→ **REQUEST**
Pull out every line containing the string "батериите".

Stored records
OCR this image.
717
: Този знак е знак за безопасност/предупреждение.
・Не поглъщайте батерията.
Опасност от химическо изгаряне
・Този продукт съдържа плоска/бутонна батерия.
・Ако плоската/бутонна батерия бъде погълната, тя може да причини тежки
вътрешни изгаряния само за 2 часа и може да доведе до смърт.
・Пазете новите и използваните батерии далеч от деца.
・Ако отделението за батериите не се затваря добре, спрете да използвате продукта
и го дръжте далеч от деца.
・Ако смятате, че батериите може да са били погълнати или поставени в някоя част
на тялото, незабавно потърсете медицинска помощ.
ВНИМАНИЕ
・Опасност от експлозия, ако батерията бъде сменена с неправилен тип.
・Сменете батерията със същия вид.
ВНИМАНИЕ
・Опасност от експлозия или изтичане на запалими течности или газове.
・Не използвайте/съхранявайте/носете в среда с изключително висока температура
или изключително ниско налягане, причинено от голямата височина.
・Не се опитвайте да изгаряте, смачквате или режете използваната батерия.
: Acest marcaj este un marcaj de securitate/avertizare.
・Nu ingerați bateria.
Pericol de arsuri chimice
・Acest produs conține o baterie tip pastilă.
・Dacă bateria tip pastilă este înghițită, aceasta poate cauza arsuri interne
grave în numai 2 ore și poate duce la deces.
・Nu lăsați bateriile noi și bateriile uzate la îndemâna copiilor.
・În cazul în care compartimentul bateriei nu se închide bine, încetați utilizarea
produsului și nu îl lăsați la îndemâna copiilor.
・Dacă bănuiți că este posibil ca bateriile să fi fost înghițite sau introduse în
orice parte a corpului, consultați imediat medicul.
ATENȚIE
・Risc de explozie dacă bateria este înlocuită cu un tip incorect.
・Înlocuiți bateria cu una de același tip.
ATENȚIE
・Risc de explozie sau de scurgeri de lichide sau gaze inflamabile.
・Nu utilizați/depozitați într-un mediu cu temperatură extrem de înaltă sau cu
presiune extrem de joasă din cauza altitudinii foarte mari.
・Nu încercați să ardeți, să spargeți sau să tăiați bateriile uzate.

...

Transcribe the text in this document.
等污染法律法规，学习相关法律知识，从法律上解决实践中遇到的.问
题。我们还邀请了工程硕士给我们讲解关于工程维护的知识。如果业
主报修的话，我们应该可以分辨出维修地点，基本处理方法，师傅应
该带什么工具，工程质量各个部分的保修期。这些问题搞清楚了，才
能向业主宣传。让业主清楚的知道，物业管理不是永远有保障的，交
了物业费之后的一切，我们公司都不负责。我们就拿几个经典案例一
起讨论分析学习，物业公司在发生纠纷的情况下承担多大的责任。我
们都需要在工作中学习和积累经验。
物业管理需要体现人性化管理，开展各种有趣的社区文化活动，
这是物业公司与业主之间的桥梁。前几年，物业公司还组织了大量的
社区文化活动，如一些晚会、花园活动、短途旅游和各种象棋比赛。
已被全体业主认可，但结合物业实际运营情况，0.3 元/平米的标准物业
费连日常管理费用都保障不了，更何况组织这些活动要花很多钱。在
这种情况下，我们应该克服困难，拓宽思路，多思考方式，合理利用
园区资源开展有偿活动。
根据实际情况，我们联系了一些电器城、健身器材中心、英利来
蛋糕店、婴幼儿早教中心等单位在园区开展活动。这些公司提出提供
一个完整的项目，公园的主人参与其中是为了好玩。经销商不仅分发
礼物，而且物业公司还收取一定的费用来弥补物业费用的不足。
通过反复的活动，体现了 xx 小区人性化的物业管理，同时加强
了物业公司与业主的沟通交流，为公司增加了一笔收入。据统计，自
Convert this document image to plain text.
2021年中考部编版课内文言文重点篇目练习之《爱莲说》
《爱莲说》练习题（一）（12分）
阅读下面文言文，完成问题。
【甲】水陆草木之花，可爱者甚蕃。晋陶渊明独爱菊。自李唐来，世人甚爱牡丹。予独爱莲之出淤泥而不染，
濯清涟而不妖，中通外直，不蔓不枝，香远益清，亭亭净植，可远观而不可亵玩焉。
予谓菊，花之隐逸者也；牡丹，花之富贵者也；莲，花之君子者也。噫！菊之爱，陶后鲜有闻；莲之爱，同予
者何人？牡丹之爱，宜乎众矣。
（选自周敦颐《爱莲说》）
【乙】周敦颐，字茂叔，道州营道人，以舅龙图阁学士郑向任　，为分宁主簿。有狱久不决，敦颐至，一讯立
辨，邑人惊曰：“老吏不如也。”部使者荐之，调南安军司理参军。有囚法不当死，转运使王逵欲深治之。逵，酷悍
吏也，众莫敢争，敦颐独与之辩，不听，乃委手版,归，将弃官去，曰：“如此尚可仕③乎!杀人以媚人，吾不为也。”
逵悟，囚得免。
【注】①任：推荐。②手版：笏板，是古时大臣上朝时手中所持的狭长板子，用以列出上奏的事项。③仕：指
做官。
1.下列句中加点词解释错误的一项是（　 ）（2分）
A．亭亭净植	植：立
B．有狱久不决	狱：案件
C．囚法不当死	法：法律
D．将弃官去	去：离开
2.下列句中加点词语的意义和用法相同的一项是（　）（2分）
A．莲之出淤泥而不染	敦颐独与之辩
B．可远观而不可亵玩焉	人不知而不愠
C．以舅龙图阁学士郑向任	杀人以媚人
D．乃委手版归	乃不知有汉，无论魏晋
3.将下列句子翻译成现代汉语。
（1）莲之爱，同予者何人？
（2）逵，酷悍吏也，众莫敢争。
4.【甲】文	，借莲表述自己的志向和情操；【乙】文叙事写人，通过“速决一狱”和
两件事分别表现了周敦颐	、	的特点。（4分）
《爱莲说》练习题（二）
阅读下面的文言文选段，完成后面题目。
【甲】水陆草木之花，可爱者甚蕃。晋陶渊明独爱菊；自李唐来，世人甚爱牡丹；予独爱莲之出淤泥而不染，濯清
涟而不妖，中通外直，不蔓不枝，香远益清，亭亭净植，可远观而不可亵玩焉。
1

→ **SOLUTION TO THE PROBLEM**
・Ако отделението за батериите не се затваря добре, спрете да използвате продукта
・Ако смятате, че батериите може да са били погълнати или поставени в някоя част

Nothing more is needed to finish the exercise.